WHAT YOU SHOULD DO: All that is needed is the number of lines in the records that contain the word "Decrease", stated without anything else.

DATA UNDER STUDY:
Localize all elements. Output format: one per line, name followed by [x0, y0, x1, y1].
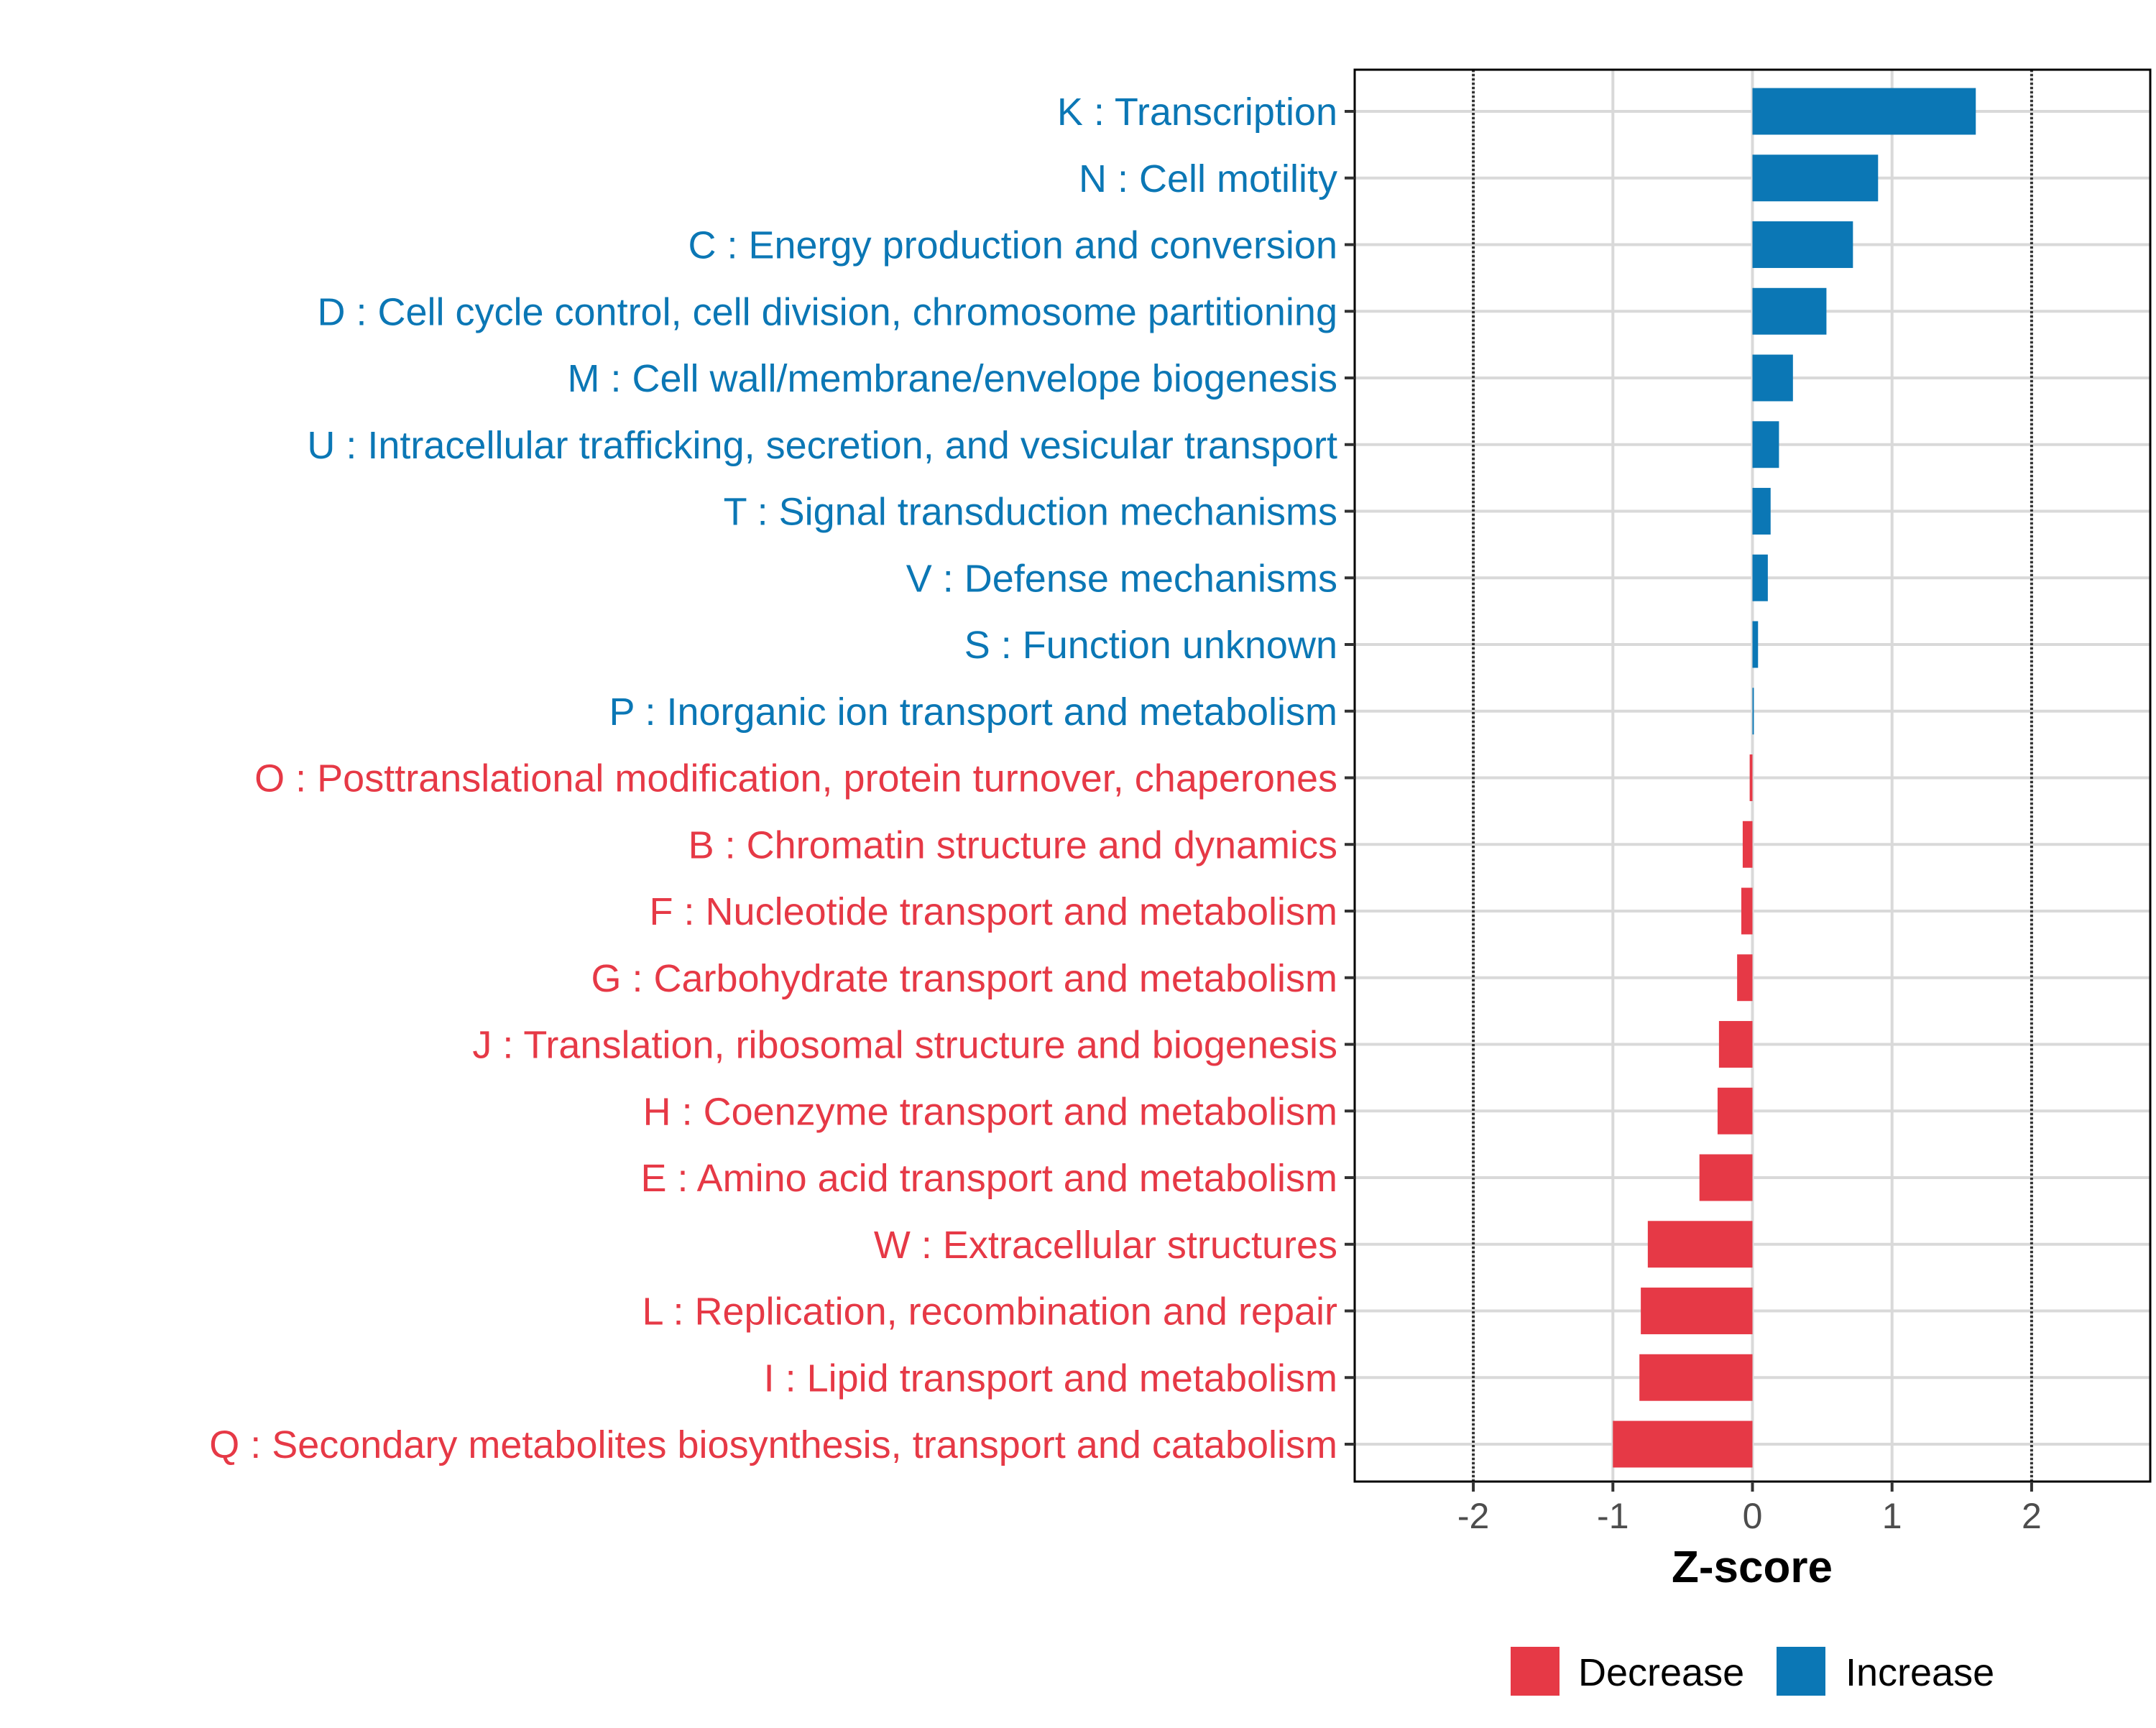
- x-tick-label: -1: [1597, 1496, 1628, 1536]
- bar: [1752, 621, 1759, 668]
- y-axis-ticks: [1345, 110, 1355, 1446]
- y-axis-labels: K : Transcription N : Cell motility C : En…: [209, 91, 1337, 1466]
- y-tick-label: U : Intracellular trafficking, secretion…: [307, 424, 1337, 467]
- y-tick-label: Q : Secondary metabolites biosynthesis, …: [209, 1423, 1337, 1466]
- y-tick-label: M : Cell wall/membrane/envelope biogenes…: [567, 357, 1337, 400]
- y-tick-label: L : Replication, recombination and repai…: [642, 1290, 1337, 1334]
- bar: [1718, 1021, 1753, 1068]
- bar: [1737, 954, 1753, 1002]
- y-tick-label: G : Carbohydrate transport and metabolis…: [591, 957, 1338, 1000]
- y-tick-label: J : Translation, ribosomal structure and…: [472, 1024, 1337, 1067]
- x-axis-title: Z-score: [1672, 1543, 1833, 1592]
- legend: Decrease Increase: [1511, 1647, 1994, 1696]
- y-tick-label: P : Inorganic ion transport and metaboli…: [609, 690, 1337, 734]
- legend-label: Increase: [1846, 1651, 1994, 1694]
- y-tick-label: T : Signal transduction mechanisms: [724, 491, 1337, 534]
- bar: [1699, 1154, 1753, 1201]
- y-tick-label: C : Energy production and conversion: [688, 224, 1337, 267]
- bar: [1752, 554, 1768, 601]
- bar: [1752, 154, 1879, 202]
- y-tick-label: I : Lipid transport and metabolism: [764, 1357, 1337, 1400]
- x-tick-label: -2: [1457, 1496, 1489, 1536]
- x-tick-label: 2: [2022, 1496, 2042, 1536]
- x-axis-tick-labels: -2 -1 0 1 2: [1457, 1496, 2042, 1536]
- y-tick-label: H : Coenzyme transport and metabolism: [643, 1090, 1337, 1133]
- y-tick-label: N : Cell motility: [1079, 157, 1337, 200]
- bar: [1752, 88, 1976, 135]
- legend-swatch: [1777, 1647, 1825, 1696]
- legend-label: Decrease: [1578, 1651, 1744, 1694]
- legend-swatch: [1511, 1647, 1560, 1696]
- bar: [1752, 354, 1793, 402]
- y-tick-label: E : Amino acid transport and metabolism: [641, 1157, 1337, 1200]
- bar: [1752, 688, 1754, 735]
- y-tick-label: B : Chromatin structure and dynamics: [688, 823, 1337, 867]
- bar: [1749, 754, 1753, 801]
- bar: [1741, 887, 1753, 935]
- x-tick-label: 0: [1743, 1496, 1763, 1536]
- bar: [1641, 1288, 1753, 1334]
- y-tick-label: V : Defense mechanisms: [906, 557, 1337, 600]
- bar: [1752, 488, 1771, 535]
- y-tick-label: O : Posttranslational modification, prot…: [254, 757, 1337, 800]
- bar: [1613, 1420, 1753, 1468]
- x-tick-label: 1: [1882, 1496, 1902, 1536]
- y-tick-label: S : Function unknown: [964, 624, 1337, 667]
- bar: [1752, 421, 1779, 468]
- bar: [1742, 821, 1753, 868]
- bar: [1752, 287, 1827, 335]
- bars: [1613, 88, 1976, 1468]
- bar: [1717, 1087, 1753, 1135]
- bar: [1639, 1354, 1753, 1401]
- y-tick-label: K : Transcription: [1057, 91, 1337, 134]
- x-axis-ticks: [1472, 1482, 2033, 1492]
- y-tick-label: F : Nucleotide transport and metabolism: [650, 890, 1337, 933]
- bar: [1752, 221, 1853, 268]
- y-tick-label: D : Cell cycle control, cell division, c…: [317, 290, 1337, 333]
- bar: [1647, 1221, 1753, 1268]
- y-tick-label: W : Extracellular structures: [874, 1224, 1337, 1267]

TASK ANSWER: 2